Task prompt: Transcribe the records that follow in their entirety, omitting any pictures.

====

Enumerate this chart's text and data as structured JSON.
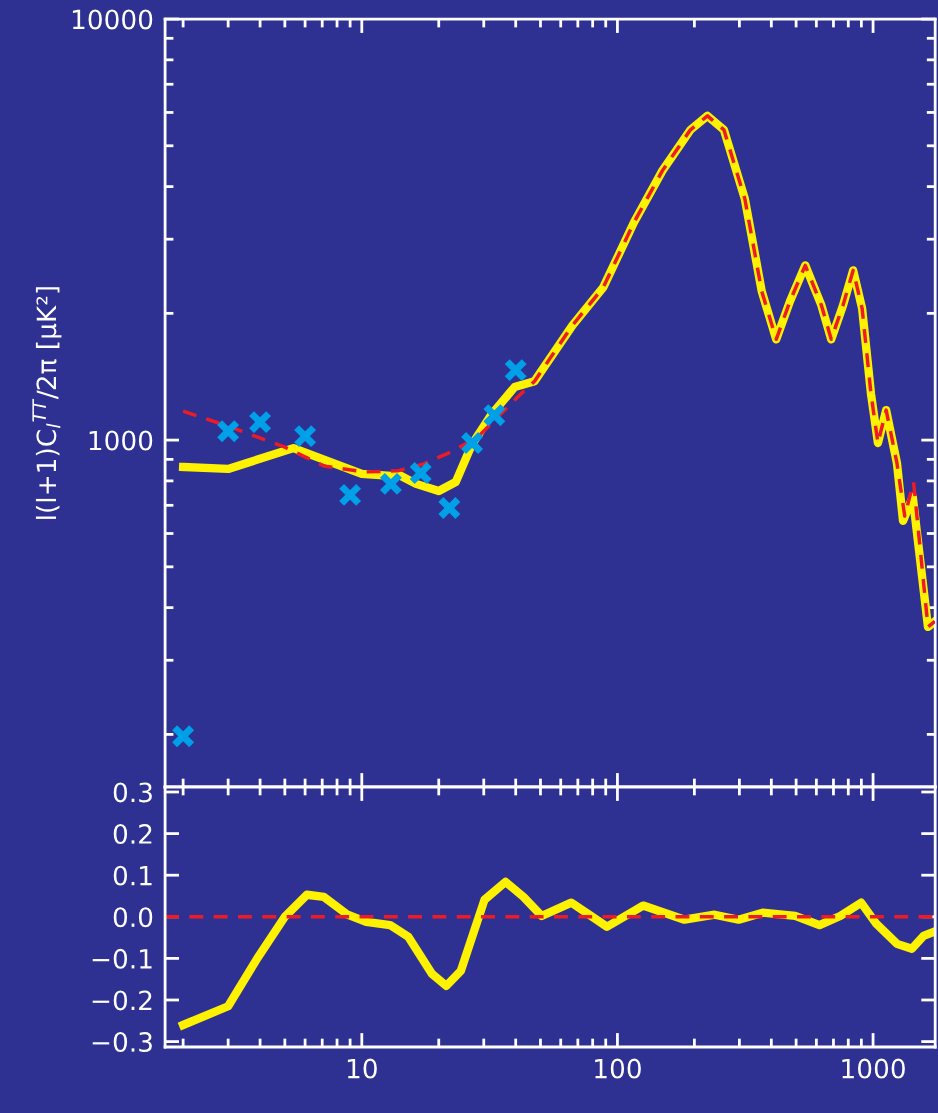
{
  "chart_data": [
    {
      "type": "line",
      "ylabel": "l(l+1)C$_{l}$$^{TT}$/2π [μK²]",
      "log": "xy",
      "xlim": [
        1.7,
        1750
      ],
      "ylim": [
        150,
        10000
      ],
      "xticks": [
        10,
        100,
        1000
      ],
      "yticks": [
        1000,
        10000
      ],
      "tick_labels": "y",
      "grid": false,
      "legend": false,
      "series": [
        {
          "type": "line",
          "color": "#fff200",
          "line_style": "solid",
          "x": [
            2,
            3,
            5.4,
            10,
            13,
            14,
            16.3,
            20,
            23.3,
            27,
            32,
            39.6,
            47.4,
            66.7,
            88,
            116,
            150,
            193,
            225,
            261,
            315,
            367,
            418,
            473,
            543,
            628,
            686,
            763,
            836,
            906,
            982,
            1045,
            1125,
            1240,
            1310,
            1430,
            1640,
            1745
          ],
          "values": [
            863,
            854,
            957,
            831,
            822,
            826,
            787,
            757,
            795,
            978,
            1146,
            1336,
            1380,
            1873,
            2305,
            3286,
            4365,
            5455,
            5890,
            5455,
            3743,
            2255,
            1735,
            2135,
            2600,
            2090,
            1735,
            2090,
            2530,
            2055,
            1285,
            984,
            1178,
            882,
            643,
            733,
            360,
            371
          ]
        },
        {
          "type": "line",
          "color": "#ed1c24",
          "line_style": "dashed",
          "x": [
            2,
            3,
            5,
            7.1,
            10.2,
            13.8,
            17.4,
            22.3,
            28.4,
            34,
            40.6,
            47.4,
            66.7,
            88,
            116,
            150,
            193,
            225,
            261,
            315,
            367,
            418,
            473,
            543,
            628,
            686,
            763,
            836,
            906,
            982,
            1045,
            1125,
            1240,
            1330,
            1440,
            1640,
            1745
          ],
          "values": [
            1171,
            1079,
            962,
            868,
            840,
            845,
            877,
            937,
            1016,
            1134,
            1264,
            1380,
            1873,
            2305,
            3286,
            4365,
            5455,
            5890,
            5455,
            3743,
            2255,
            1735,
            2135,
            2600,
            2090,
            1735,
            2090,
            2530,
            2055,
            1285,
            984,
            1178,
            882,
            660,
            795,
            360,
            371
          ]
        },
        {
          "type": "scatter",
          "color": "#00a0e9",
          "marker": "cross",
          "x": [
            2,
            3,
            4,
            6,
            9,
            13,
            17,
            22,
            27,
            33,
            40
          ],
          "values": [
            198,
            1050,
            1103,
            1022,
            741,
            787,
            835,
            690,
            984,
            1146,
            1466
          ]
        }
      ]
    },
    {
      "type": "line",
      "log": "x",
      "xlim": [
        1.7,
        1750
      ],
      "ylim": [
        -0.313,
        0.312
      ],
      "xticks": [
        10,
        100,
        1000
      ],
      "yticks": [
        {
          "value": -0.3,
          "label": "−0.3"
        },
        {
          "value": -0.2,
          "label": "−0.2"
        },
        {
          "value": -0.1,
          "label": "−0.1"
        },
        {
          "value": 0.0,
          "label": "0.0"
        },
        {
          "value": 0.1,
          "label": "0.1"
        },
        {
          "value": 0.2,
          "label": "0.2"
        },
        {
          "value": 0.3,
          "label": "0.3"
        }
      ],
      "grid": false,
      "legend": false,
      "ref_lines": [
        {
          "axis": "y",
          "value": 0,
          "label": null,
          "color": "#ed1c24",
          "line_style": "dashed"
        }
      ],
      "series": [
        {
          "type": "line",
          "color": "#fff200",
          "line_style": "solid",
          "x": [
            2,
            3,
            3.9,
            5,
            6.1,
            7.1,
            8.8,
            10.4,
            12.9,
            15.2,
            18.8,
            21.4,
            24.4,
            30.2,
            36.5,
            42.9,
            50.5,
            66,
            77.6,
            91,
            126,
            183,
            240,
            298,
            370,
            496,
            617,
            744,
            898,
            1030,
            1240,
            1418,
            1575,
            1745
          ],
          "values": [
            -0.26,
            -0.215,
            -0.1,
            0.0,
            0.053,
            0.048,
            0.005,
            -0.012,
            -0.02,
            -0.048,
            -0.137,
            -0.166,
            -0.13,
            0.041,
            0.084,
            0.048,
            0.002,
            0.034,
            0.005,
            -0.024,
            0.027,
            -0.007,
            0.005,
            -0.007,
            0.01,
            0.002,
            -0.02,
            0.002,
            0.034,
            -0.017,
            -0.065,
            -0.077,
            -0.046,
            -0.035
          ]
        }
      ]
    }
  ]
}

====

Task response:
Enumerate this chart's text and data as structured JSON.
{
  "chart_data": [
    {
      "type": "line",
      "ylabel": "l(l+1)C$_{l}$$^{TT}$/2π [μK²]",
      "log": "xy",
      "xlim": [
        1.7,
        1750
      ],
      "ylim": [
        150,
        10000
      ],
      "xticks": [
        10,
        100,
        1000
      ],
      "yticks": [
        1000,
        10000
      ],
      "tick_labels": "y",
      "grid": false,
      "legend": false,
      "series": [
        {
          "type": "line",
          "color": "#fff200",
          "line_style": "solid",
          "x": [
            2,
            3,
            5.4,
            10,
            13,
            14,
            16.3,
            20,
            23.3,
            27,
            32,
            39.6,
            47.4,
            66.7,
            88,
            116,
            150,
            193,
            225,
            261,
            315,
            367,
            418,
            473,
            543,
            628,
            686,
            763,
            836,
            906,
            982,
            1045,
            1125,
            1240,
            1310,
            1430,
            1640,
            1745
          ],
          "values": [
            863,
            854,
            957,
            831,
            822,
            826,
            787,
            757,
            795,
            978,
            1146,
            1336,
            1380,
            1873,
            2305,
            3286,
            4365,
            5455,
            5890,
            5455,
            3743,
            2255,
            1735,
            2135,
            2600,
            2090,
            1735,
            2090,
            2530,
            2055,
            1285,
            984,
            1178,
            882,
            643,
            733,
            360,
            371
          ]
        },
        {
          "type": "line",
          "color": "#ed1c24",
          "line_style": "dashed",
          "x": [
            2,
            3,
            5,
            7.1,
            10.2,
            13.8,
            17.4,
            22.3,
            28.4,
            34,
            40.6,
            47.4,
            66.7,
            88,
            116,
            150,
            193,
            225,
            261,
            315,
            367,
            418,
            473,
            543,
            628,
            686,
            763,
            836,
            906,
            982,
            1045,
            1125,
            1240,
            1330,
            1440,
            1640,
            1745
          ],
          "values": [
            1171,
            1079,
            962,
            868,
            840,
            845,
            877,
            937,
            1016,
            1134,
            1264,
            1380,
            1873,
            2305,
            3286,
            4365,
            5455,
            5890,
            5455,
            3743,
            2255,
            1735,
            2135,
            2600,
            2090,
            1735,
            2090,
            2530,
            2055,
            1285,
            984,
            1178,
            882,
            660,
            795,
            360,
            371
          ]
        },
        {
          "type": "scatter",
          "color": "#00a0e9",
          "marker": "cross",
          "x": [
            2,
            3,
            4,
            6,
            9,
            13,
            17,
            22,
            27,
            33,
            40
          ],
          "values": [
            198,
            1050,
            1103,
            1022,
            741,
            787,
            835,
            690,
            984,
            1146,
            1466
          ]
        }
      ]
    },
    {
      "type": "line",
      "log": "x",
      "xlim": [
        1.7,
        1750
      ],
      "ylim": [
        -0.313,
        0.312
      ],
      "xticks": [
        10,
        100,
        1000
      ],
      "yticks": [
        {
          "value": -0.3,
          "label": "−0.3"
        },
        {
          "value": -0.2,
          "label": "−0.2"
        },
        {
          "value": -0.1,
          "label": "−0.1"
        },
        {
          "value": 0.0,
          "label": "0.0"
        },
        {
          "value": 0.1,
          "label": "0.1"
        },
        {
          "value": 0.2,
          "label": "0.2"
        },
        {
          "value": 0.3,
          "label": "0.3"
        }
      ],
      "grid": false,
      "legend": false,
      "ref_lines": [
        {
          "axis": "y",
          "value": 0,
          "label": null,
          "color": "#ed1c24",
          "line_style": "dashed"
        }
      ],
      "series": [
        {
          "type": "line",
          "color": "#fff200",
          "line_style": "solid",
          "x": [
            2,
            3,
            3.9,
            5,
            6.1,
            7.1,
            8.8,
            10.4,
            12.9,
            15.2,
            18.8,
            21.4,
            24.4,
            30.2,
            36.5,
            42.9,
            50.5,
            66,
            77.6,
            91,
            126,
            183,
            240,
            298,
            370,
            496,
            617,
            744,
            898,
            1030,
            1240,
            1418,
            1575,
            1745
          ],
          "values": [
            -0.26,
            -0.215,
            -0.1,
            0.0,
            0.053,
            0.048,
            0.005,
            -0.012,
            -0.02,
            -0.048,
            -0.137,
            -0.166,
            -0.13,
            0.041,
            0.084,
            0.048,
            0.002,
            0.034,
            0.005,
            -0.024,
            0.027,
            -0.007,
            0.005,
            -0.007,
            0.01,
            0.002,
            -0.02,
            0.002,
            0.034,
            -0.017,
            -0.065,
            -0.077,
            -0.046,
            -0.035
          ]
        }
      ]
    }
  ]
}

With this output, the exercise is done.